Texte cité ▸
────────────────────────────────────────

Vendredi 3 juin 2011 par Ralph Gambihler

Canto Negro

On était un peu bousculé l'hiver dernier, à la fois Brésilien avec Vinicius Cantuaria, Arménien avec Tigran Hamasyan, Israëlien avec Avishai Cohen... Bêta qu'on était à zapper un peu trop vite sur le 23ème album de notre Henri Texier national alors que son "Canto Negro" est une mappemonde à lui tout seul et accessoirement le plus beau disque de jazz français depuis le début de l'année. Retard à l'allumage, donc, et absurdité météorologique totale que tous ces frissons en plein soleil printanier quand, sous la couette, l'oreille se laisse subrepticement bercer par ces mélodies qui vont puiser leur inspiration dans les mille et un recoins du "chant nègre", qu'il soit africain, caribéen ou nord-américain.

────────────────────────────────────────

Listes d'éléments et de zones ▸
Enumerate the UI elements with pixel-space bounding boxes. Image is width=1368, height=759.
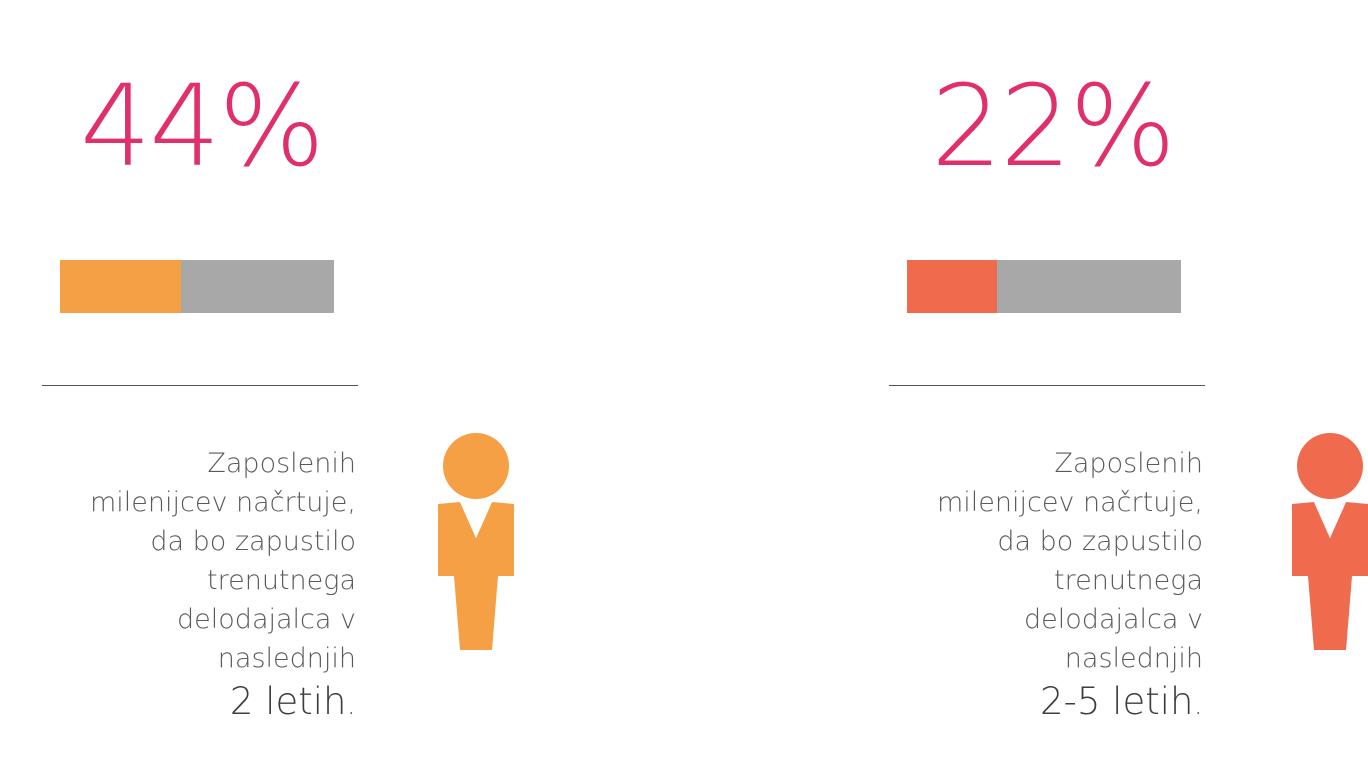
description-line: milenijcev načrtuje, (936, 487, 1203, 518)
stat-block-1: 44% Zaposlenih milenijcev načrtuje, da b… (0, 0, 520, 759)
description-line: delodajalca v (1024, 604, 1203, 635)
stat-percent: 22% (931, 62, 1176, 192)
person-collar (1314, 502, 1346, 538)
period-dot: . (1193, 687, 1203, 722)
progress-remainder (997, 260, 1181, 313)
person-body (1292, 502, 1368, 650)
person-collar (460, 502, 492, 538)
period-dot: . (346, 687, 356, 722)
progress-remainder (180, 260, 334, 313)
description-line: da bo zapustilo (997, 526, 1203, 557)
description-line: trenutnega (1054, 565, 1203, 596)
stat-progress-bar (60, 260, 334, 313)
description-line: naslednjih (1064, 643, 1203, 674)
description-line: Zaposlenih (207, 448, 356, 479)
period-label: 2-5 letih. (873, 679, 1203, 728)
description-line: milenijcev načrtuje, (89, 487, 356, 518)
description-line: da bo zapustilo (150, 526, 356, 557)
description-line: delodajalca v (177, 604, 356, 635)
stat-block-2: 22% Zaposlenih milenijcev načrtuje, da b… (847, 0, 1368, 759)
divider-line (889, 385, 1205, 386)
description-line: trenutnega (207, 565, 356, 596)
period-text: 2 letih (229, 680, 347, 723)
stat-percent: 44% (80, 62, 325, 192)
person-body (438, 502, 514, 650)
stat-progress-bar (907, 260, 1181, 313)
person-head (443, 433, 509, 499)
progress-fill (907, 260, 998, 313)
period-text: 2-5 letih (1039, 680, 1194, 723)
progress-fill (60, 260, 181, 313)
person-icon (1292, 433, 1368, 650)
divider-line (42, 385, 358, 386)
description-line: Zaposlenih (1054, 448, 1203, 479)
stat-description: Zaposlenih milenijcev načrtuje, da bo za… (873, 444, 1203, 728)
description-line: naslednjih (217, 643, 356, 674)
period-label: 2 letih. (26, 679, 356, 728)
person-head (1297, 433, 1363, 499)
person-icon (438, 433, 514, 650)
stat-description: Zaposlenih milenijcev načrtuje, da bo za… (26, 444, 356, 728)
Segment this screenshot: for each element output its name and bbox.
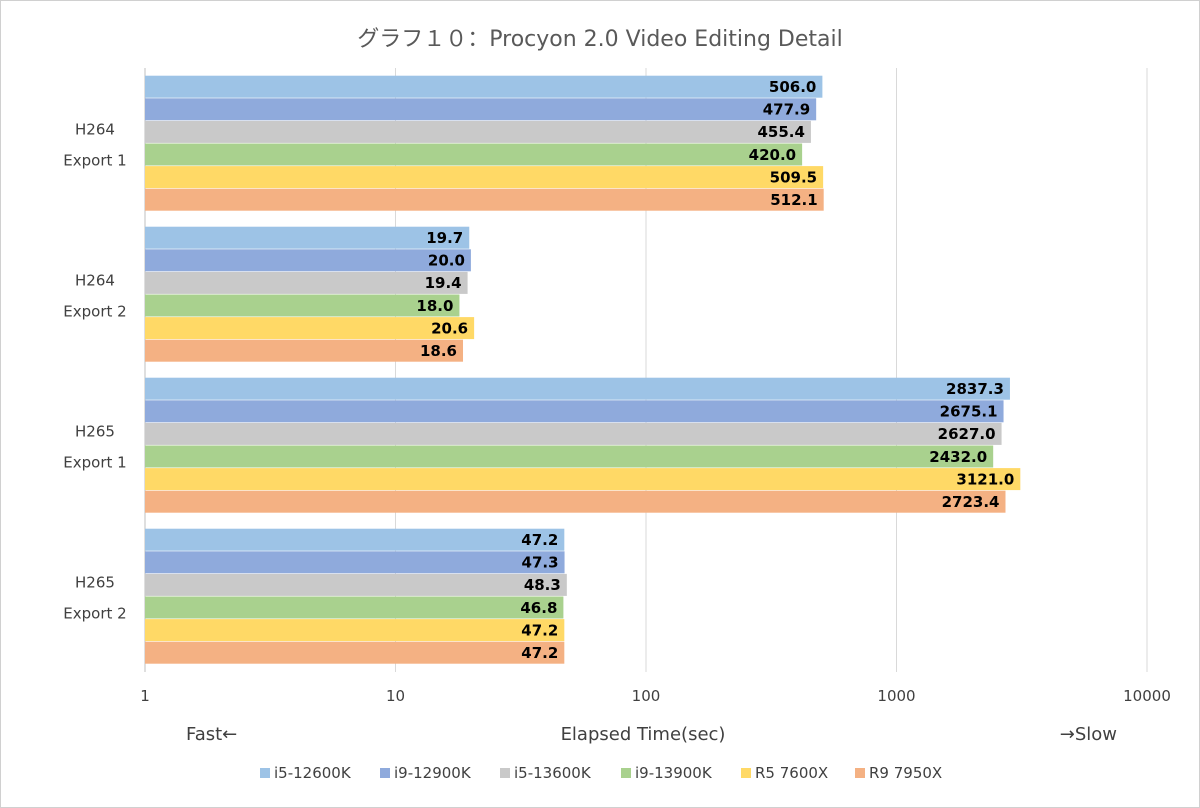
bar <box>145 641 565 664</box>
data-label: 19.4 <box>425 274 462 292</box>
bar <box>145 271 468 294</box>
bar <box>145 75 823 98</box>
chart-title: グラフ１０：Procyon 2.0 Video Editing Detail <box>357 27 842 52</box>
fast-annotation: Fast← <box>186 724 237 745</box>
data-label: 18.6 <box>420 342 457 360</box>
bar <box>145 619 565 642</box>
legend-swatch <box>741 768 751 778</box>
legend-swatch <box>621 768 631 778</box>
bar <box>145 339 464 362</box>
bar <box>145 120 811 143</box>
x-tick-labels: 1 10 100 1000 10000 <box>140 687 1171 705</box>
data-label: 2627.0 <box>938 425 996 443</box>
bar <box>145 143 803 166</box>
bar <box>145 317 475 340</box>
bar <box>145 249 471 272</box>
bar <box>145 573 567 596</box>
bar <box>145 400 1004 423</box>
category-label: Export 2 <box>63 303 126 321</box>
data-label: 2723.4 <box>942 493 1000 511</box>
legend-swatch <box>380 768 390 778</box>
category-label: Export 2 <box>63 605 126 623</box>
category-label: H265 <box>75 574 115 592</box>
data-label: 2837.3 <box>946 380 1004 398</box>
data-label: 477.9 <box>763 101 810 119</box>
data-label: 48.3 <box>524 576 561 594</box>
bar <box>145 528 565 551</box>
data-label: 46.8 <box>520 599 557 617</box>
bar <box>145 422 1002 445</box>
x-tick-label: 10000 <box>1123 687 1171 705</box>
legend: i5-12600K i9-12900K i5-13600K i9-13900K R5 7… <box>260 764 942 782</box>
bar <box>145 445 994 468</box>
legend-label: R9 7950X <box>869 764 942 782</box>
legend-label: i9-13900K <box>635 764 713 782</box>
bar <box>145 551 565 574</box>
data-label: 47.2 <box>521 621 558 639</box>
legend-label: i5-13600K <box>514 764 592 782</box>
data-label: 455.4 <box>757 123 804 141</box>
data-label: 20.6 <box>431 319 468 337</box>
bar <box>145 377 1010 400</box>
legend-label: i9-12900K <box>394 764 472 782</box>
bar <box>145 188 824 211</box>
data-label: 506.0 <box>769 78 816 96</box>
data-label: 2675.1 <box>940 403 998 421</box>
category-label: Export 1 <box>63 152 126 170</box>
category-label: H264 <box>75 272 115 290</box>
bar <box>145 226 470 249</box>
category-label: H264 <box>75 121 115 139</box>
data-label: 19.7 <box>426 229 463 247</box>
bar <box>145 468 1021 491</box>
data-label: 2432.0 <box>929 448 987 466</box>
data-label: 20.0 <box>428 252 465 270</box>
data-label: 509.5 <box>770 168 817 186</box>
category-label: Export 1 <box>63 454 126 472</box>
legend-swatch <box>500 768 510 778</box>
category-labels: H264 Export 1 H264 Export 2 H265 Export 1 H265… <box>63 121 126 623</box>
category-label: H265 <box>75 423 115 441</box>
bar <box>145 294 460 317</box>
slow-annotation: →Slow <box>1060 724 1117 745</box>
bar <box>145 596 564 619</box>
data-label: 512.1 <box>770 191 817 209</box>
x-tick-label: 100 <box>632 687 661 705</box>
legend-label: i5-12600K <box>274 764 352 782</box>
legend-swatch <box>260 768 270 778</box>
legend-label: R5 7600X <box>755 764 828 782</box>
bars-group: 506.0 477.9 455.4 420.0 509.5 512.1 19.7 20.0 19… <box>145 75 1021 664</box>
data-label: 47.2 <box>521 531 558 549</box>
data-label: 18.0 <box>416 297 453 315</box>
bar <box>145 166 824 189</box>
legend-swatch <box>855 768 865 778</box>
data-label: 47.3 <box>522 554 559 572</box>
x-axis-label: Elapsed Time(sec) <box>561 724 726 745</box>
bar <box>145 98 817 121</box>
x-tick-label: 1000 <box>877 687 915 705</box>
bar <box>145 490 1006 513</box>
x-tick-label: 1 <box>140 687 150 705</box>
data-label: 420.0 <box>749 146 796 164</box>
data-label: 3121.0 <box>956 470 1014 488</box>
data-label: 47.2 <box>521 644 558 662</box>
x-tick-label: 10 <box>386 687 405 705</box>
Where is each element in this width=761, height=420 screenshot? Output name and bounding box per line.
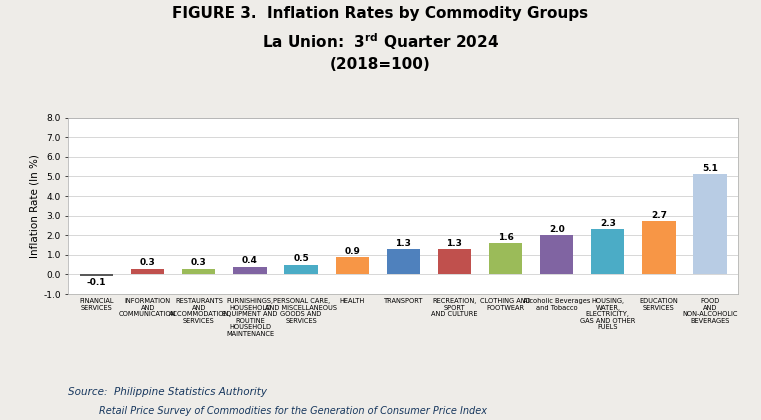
Text: 0.3: 0.3 <box>191 258 207 268</box>
Text: 1.3: 1.3 <box>396 239 411 248</box>
Bar <box>540 235 573 274</box>
Bar <box>285 265 317 274</box>
Bar <box>131 268 164 274</box>
Bar <box>591 229 625 274</box>
Text: Retail Price Survey of Commodities for the Generation of Consumer Price Index: Retail Price Survey of Commodities for t… <box>99 406 487 416</box>
Text: 1.6: 1.6 <box>498 233 514 242</box>
Bar <box>387 249 420 274</box>
Bar <box>182 268 215 274</box>
Text: Source:  Philippine Statistics Authority: Source: Philippine Statistics Authority <box>68 387 267 397</box>
Bar <box>80 274 113 276</box>
Text: FIGURE 3.  Inflation Rates by Commodity Groups: FIGURE 3. Inflation Rates by Commodity G… <box>173 6 588 21</box>
Text: 2.3: 2.3 <box>600 219 616 228</box>
Text: 0.5: 0.5 <box>293 255 309 263</box>
Text: 5.1: 5.1 <box>702 164 718 173</box>
Text: La Union:  3$^{\mathbf{rd}}$ Quarter 2024: La Union: 3$^{\mathbf{rd}}$ Quarter 2024 <box>262 32 499 52</box>
Bar <box>642 221 676 274</box>
Bar <box>489 243 522 274</box>
Y-axis label: Inflation Rate (In %): Inflation Rate (In %) <box>29 154 39 258</box>
Text: 1.3: 1.3 <box>447 239 463 248</box>
Text: (2018=100): (2018=100) <box>330 57 431 72</box>
Bar <box>336 257 369 274</box>
Bar <box>438 249 471 274</box>
Bar <box>693 174 727 274</box>
Text: 2.0: 2.0 <box>549 225 565 234</box>
Text: -0.1: -0.1 <box>87 278 107 286</box>
Text: 2.7: 2.7 <box>651 211 667 220</box>
Text: 0.3: 0.3 <box>140 258 155 268</box>
Bar <box>234 267 266 274</box>
Text: 0.4: 0.4 <box>242 256 258 265</box>
Text: 0.9: 0.9 <box>344 247 360 256</box>
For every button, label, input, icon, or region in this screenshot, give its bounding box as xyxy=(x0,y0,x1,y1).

────────────────────────────────────────

Tâche demandée ▸
Restituez intégralement, sans la moindre modification, la critique de l'album « Canto Negro ».

Réponse attendue ▸
Vendredi 3 juin 2011 par Ralph Gambihler

Canto Negro

On était un peu bousculé l'hiver dernier, à la fois Brésilien avec Vinicius Cantuaria, Arménien avec Tigran Hamasyan, Israëlien avec Avishai Cohen... Bêta qu'on était à zapper un peu trop vite sur le 23ème album de notre Henri Texier national alors que son "Canto Negro" est une mappemonde à lui tout seul et accessoirement le plus beau disque de jazz français depuis le début de l'année. Retard à l'allumage, donc, et absurdité météorologique totale que tous ces frissons en plein soleil printanier quand, sous la couette, l'oreille se laisse subrepticement bercer par ces mélodies qui vont puiser leur inspiration dans les mille et un recoins du "chant nègre", qu'il soit africain, caribéen ou nord-américain.